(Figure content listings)
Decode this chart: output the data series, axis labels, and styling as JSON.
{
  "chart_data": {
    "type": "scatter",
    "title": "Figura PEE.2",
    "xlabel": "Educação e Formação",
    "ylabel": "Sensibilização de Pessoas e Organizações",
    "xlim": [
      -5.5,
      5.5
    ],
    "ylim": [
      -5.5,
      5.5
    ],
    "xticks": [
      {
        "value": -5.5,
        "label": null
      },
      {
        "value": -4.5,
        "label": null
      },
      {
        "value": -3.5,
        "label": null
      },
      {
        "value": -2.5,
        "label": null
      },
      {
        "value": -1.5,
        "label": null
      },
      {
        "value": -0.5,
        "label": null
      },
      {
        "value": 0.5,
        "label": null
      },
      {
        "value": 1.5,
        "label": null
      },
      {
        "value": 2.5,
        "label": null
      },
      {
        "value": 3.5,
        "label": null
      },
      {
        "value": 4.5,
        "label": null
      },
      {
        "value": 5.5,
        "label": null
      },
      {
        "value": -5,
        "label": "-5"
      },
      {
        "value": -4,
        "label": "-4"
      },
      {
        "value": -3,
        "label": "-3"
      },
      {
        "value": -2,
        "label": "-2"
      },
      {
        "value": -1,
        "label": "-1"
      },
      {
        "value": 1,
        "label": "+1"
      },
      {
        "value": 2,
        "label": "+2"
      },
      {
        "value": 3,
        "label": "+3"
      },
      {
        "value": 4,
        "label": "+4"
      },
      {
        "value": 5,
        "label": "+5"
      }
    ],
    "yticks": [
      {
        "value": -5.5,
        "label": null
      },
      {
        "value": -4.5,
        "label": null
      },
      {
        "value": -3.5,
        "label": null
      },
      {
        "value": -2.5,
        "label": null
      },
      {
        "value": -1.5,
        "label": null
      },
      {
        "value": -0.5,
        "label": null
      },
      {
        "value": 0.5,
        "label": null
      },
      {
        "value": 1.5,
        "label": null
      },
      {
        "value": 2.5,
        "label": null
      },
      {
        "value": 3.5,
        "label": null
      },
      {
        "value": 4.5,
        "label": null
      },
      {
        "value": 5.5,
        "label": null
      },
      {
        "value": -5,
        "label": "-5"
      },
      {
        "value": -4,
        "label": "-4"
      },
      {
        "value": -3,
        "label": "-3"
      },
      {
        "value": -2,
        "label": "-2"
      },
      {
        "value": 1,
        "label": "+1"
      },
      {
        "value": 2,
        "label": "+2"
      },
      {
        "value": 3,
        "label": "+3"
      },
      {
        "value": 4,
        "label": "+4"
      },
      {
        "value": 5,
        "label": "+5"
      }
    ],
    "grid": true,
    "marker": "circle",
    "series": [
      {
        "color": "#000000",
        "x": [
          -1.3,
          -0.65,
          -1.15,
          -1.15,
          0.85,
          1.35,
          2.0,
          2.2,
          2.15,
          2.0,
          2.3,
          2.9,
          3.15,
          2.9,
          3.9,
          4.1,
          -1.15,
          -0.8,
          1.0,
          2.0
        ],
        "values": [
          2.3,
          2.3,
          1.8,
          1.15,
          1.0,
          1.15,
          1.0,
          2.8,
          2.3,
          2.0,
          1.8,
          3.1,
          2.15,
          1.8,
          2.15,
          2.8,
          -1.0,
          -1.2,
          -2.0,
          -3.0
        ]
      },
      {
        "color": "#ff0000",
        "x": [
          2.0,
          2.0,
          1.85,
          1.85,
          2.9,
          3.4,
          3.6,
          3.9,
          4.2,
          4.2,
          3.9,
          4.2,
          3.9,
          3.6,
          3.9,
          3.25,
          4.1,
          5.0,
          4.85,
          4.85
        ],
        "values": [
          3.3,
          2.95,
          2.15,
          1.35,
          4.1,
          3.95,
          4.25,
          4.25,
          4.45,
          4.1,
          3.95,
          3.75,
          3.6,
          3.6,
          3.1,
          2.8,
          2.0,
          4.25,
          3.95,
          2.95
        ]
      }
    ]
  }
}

--- TASK BRIEF ---
Copy every line exactly. Leave nothing out.

--- ANSWER ---
Decode this chart: output the data series, axis labels, and styling as JSON.
{
  "chart_data": {
    "type": "scatter",
    "title": "Figura PEE.2",
    "xlabel": "Educação e Formação",
    "ylabel": "Sensibilização de Pessoas e Organizações",
    "xlim": [
      -5.5,
      5.5
    ],
    "ylim": [
      -5.5,
      5.5
    ],
    "xticks": [
      {
        "value": -5.5,
        "label": null
      },
      {
        "value": -4.5,
        "label": null
      },
      {
        "value": -3.5,
        "label": null
      },
      {
        "value": -2.5,
        "label": null
      },
      {
        "value": -1.5,
        "label": null
      },
      {
        "value": -0.5,
        "label": null
      },
      {
        "value": 0.5,
        "label": null
      },
      {
        "value": 1.5,
        "label": null
      },
      {
        "value": 2.5,
        "label": null
      },
      {
        "value": 3.5,
        "label": null
      },
      {
        "value": 4.5,
        "label": null
      },
      {
        "value": 5.5,
        "label": null
      },
      {
        "value": -5,
        "label": "-5"
      },
      {
        "value": -4,
        "label": "-4"
      },
      {
        "value": -3,
        "label": "-3"
      },
      {
        "value": -2,
        "label": "-2"
      },
      {
        "value": -1,
        "label": "-1"
      },
      {
        "value": 1,
        "label": "+1"
      },
      {
        "value": 2,
        "label": "+2"
      },
      {
        "value": 3,
        "label": "+3"
      },
      {
        "value": 4,
        "label": "+4"
      },
      {
        "value": 5,
        "label": "+5"
      }
    ],
    "yticks": [
      {
        "value": -5.5,
        "label": null
      },
      {
        "value": -4.5,
        "label": null
      },
      {
        "value": -3.5,
        "label": null
      },
      {
        "value": -2.5,
        "label": null
      },
      {
        "value": -1.5,
        "label": null
      },
      {
        "value": -0.5,
        "label": null
      },
      {
        "value": 0.5,
        "label": null
      },
      {
        "value": 1.5,
        "label": null
      },
      {
        "value": 2.5,
        "label": null
      },
      {
        "value": 3.5,
        "label": null
      },
      {
        "value": 4.5,
        "label": null
      },
      {
        "value": 5.5,
        "label": null
      },
      {
        "value": -5,
        "label": "-5"
      },
      {
        "value": -4,
        "label": "-4"
      },
      {
        "value": -3,
        "label": "-3"
      },
      {
        "value": -2,
        "label": "-2"
      },
      {
        "value": 1,
        "label": "+1"
      },
      {
        "value": 2,
        "label": "+2"
      },
      {
        "value": 3,
        "label": "+3"
      },
      {
        "value": 4,
        "label": "+4"
      },
      {
        "value": 5,
        "label": "+5"
      }
    ],
    "grid": true,
    "marker": "circle",
    "series": [
      {
        "color": "#000000",
        "x": [
          -1.3,
          -0.65,
          -1.15,
          -1.15,
          0.85,
          1.35,
          2.0,
          2.2,
          2.15,
          2.0,
          2.3,
          2.9,
          3.15,
          2.9,
          3.9,
          4.1,
          -1.15,
          -0.8,
          1.0,
          2.0
        ],
        "values": [
          2.3,
          2.3,
          1.8,
          1.15,
          1.0,
          1.15,
          1.0,
          2.8,
          2.3,
          2.0,
          1.8,
          3.1,
          2.15,
          1.8,
          2.15,
          2.8,
          -1.0,
          -1.2,
          -2.0,
          -3.0
        ]
      },
      {
        "color": "#ff0000",
        "x": [
          2.0,
          2.0,
          1.85,
          1.85,
          2.9,
          3.4,
          3.6,
          3.9,
          4.2,
          4.2,
          3.9,
          4.2,
          3.9,
          3.6,
          3.9,
          3.25,
          4.1,
          5.0,
          4.85,
          4.85
        ],
        "values": [
          3.3,
          2.95,
          2.15,
          1.35,
          4.1,
          3.95,
          4.25,
          4.25,
          4.45,
          4.1,
          3.95,
          3.75,
          3.6,
          3.6,
          3.1,
          2.8,
          2.0,
          4.25,
          3.95,
          2.95
        ]
      }
    ]
  }
}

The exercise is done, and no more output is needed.